::: Material :::

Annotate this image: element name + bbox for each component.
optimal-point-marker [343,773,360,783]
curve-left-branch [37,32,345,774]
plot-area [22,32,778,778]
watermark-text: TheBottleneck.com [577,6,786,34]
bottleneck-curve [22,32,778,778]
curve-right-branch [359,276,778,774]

:::

What you should do:
Can you turn these lines into a Markdown table with the columns "Row" and "Line," numbering each row and leaving out blank lines?

Output of the task:
| Row | Line |
|---|---|
| 1 | Annotate this image: element name + bbox for each component. |
| 2 | optimal-point-marker [343,773,360,783] |
| 3 | curve-left-branch [37,32,345,774] |
| 4 | plot-area [22,32,778,778] |
| 5 | watermark-text: TheBottleneck.com [577,6,786,34] |
| 6 | bottleneck-curve [22,32,778,778] |
| 7 | curve-right-branch [359,276,778,774] |